Dès 2011, on était d’accord sur l’introduction de la biométrie, par conséquent il fallait recruter un opérateur pour la mise en place de cette biométrie. Mais contre toute attente, au moment où on attendait que l’appel d’offre soit lancé par le ministère de l’Intérieur, qui avait ce dossier en charge, on apprend qu’une compagnie française, Gemalto, a été retenue de gré à gré.

Billets : La biométrie était déjà à l’ordre du jour pour les élections législatives de 2011...

Oui, mais cela a été repoussé pour les élections locales qui ont eu lieu en décembre 2013. Le ministère de l’Intérieur a modifié le cahier des charges de manière unilatérale alors que toutes les parties étaient tombées d’accord.

N’empêche que dans les lois de finances 2012 et 2013, il y a une inscription «  mise en place de la biométrie » : 30 millions d’euros pour 2012 et 30 millions d’euros pour 2013, ce qui fait 60 millions d’euros qui seraient alloués pour la mise en place de la biométrie. Le problème n’est pas tant le montant déclaré que le travail fait par l’opérateur, sans associer tous les acteurs. Au finish, on s’est retrouvés avec une élection locale où le taux de contestation est encore plus élevé qu’aux élections précédentes. On ne peut parler de biométrie sans authentification des électeurs le jour du scrutin. Or dans la biométrie à la gabonaise, que l’on appelle la bongométrie, il n’y a pas d’authentification. Un quart d’électeurs n’avaient pas de code barre sur leur carte, seulement une photo, et il n’y avait aucune machine pour authentifier : les cartes d’électeurs ne valaient rien du tout, c’était encore des petits cartons où n’importe qui pouvait coller une photo sans code barre. Et il y a eu des transferts de population, des votes massifs de personnes qui n’avaient pas de cartes, des hommes politiques qui distribuaient des cartes d’électeurs. Soixante plaintes ont été déposées auprès de la Cour constitutionnelle, c’est un record. Trois ou quatre circonscriptions ont été annulées mais pour le reste, il n’y a pas eu de suites car la Cour constitutionnelle et la CENAP (Ndlr : la commission électorale nationale autonome et permanente), c’est le pouvoir.

- Données fournies:
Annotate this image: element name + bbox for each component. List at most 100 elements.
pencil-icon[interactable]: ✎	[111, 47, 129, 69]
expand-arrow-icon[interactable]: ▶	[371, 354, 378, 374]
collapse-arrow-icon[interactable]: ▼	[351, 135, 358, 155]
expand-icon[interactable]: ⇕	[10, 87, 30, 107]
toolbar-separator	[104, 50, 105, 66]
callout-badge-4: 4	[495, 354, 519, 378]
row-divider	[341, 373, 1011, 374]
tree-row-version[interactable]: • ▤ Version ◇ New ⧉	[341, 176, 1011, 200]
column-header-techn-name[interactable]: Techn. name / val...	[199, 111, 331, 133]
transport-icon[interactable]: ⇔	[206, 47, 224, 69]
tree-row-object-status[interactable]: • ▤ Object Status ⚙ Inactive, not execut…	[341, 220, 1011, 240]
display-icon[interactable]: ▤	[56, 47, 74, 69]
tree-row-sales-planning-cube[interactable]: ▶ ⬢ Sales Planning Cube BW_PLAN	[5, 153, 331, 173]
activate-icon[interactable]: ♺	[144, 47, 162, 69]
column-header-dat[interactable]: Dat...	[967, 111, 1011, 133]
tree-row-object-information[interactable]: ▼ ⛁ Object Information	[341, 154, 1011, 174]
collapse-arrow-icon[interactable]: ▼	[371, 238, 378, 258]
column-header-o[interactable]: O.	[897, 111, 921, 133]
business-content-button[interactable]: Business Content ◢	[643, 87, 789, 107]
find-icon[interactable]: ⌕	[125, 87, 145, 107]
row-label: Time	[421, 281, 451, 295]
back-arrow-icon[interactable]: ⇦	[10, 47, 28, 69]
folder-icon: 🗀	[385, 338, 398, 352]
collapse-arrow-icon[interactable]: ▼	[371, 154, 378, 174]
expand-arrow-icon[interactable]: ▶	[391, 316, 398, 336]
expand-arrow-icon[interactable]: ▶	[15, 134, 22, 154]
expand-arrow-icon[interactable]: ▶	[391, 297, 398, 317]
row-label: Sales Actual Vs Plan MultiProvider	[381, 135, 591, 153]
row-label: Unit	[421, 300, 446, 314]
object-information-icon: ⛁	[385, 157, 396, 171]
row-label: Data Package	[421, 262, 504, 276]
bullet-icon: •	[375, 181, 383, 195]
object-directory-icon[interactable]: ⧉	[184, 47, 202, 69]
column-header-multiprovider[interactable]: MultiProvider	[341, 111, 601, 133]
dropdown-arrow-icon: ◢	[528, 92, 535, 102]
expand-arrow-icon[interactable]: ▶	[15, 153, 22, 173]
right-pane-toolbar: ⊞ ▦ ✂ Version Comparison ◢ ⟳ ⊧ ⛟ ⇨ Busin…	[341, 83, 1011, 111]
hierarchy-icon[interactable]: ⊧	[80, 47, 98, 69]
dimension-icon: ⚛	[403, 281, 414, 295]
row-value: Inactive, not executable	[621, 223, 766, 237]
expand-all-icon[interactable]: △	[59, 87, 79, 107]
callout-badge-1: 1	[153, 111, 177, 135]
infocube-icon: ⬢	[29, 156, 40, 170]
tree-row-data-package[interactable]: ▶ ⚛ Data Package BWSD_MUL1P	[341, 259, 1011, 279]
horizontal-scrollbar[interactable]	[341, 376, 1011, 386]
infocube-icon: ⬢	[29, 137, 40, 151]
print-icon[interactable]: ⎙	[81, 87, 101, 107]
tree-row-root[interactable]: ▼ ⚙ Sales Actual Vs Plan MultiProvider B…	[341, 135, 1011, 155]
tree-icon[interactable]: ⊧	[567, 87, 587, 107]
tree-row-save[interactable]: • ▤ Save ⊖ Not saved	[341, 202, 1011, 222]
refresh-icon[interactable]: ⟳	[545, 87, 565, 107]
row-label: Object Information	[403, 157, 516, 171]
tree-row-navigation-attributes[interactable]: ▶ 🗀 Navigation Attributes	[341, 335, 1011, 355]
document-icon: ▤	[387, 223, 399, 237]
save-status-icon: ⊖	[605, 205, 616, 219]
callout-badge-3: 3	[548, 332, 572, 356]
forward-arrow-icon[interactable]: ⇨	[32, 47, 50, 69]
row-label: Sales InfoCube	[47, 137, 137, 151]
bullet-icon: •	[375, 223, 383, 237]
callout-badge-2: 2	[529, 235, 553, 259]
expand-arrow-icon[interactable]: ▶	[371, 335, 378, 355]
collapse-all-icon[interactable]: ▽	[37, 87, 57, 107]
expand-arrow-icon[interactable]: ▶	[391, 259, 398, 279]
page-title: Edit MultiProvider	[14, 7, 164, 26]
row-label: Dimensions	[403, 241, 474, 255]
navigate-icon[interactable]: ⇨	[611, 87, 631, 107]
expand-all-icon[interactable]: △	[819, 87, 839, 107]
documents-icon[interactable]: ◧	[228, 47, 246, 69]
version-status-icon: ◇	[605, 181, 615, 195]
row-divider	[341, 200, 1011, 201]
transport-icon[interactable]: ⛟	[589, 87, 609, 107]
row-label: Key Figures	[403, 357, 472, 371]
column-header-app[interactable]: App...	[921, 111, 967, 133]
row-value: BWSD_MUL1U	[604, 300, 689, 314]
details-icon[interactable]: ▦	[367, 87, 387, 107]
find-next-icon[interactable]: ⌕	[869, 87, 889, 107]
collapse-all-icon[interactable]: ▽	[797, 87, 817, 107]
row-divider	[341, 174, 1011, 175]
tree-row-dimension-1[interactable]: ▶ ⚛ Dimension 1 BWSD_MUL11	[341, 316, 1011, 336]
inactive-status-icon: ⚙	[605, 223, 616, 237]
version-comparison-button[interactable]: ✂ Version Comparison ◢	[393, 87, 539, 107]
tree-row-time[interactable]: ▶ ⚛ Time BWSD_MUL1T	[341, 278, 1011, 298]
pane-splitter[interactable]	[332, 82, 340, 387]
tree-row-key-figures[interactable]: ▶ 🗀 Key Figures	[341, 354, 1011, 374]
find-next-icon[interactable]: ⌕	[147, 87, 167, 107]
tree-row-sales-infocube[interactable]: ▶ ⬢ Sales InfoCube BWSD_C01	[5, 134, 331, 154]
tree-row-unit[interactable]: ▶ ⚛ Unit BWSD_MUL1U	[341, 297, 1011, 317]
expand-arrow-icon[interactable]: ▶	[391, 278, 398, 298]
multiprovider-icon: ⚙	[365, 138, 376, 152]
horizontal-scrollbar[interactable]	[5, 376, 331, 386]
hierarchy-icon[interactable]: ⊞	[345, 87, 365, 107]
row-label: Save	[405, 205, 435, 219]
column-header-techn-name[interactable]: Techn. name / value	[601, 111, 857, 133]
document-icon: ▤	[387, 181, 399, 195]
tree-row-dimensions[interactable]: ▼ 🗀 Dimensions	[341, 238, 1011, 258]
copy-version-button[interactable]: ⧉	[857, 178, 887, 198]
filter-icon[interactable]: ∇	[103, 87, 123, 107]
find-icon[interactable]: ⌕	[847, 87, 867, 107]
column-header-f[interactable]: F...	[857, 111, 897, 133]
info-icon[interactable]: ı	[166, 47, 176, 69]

- Série d'exercices:
A) Répondez aux questions suivantes d'après l'extrait sur la biométrie électorale au Gabon.
(i) Quelle compagnie a été retenue de gré à gré pour la mise en place de la biométrie ?
(ii) Quel montant figure pour 2012 dans les lois de finances sous l'inscription « mise en place de la biométrie » ?
(iii) Combien de plaintes ont été déposées auprès de la Cour constitutionnelle ?
B) Poursuivez l'extrait sur la biométrie électorale au Gabon à partir de sa dernière phrase.

- Exercices corrigés:
A)
(i) La compagnie française Gemalto.
(ii) 30 millions d'euros.
(iii) Soixante plaintes.

B)
Billets : Donc la société civile a décidé de se mobiliser contre Gemalto ?

On est mobilisé contre Gemalto [depuis 2012] car le rôle de cet opérateur était de fiabiliser le fichier d’état civil et le fichier électoral et de faire en sorte que l’élection se déroule avec au moins l’authentification d’électeur. Qu’une partie modifie seule le cahier des charges pour faire arriver à une élection où il n’y avait presque rien en termes d’authentification, c’est de la responsabilité de l’opérateur : il doit fonctionner avec une certaine éthique. Vu le montant perçu et vu le nombre d’électeurs au Gabon ­ 578 000 électeurs - ils avaient les moyens de faire en sorte que les électeurs soient authentifiés.

Quant aux sommes concernées, Gemalto devrait nous dire combien ils ont perçu pour cette opération : Est­-ce que les 60 millions d’euros annoncés dans les lois de finance correspondent bien à ce qu’ils ont perçu ?

Billets : Que savez­-vous sur la société Gemalto ?

Nous savons que c’est une entreprise française, cotée en bourse et l’Etat français aurait une participation à l’intérieur mais on ne sait pas à quelle hauteur. Nous sommes en train de faire des recherches pour avoir cette information, voir si la société est présente dans les paradis fiscaux et surtout qui est derrière, qui participe à son conseil d’administration, à quelle hauteur l’État intervient.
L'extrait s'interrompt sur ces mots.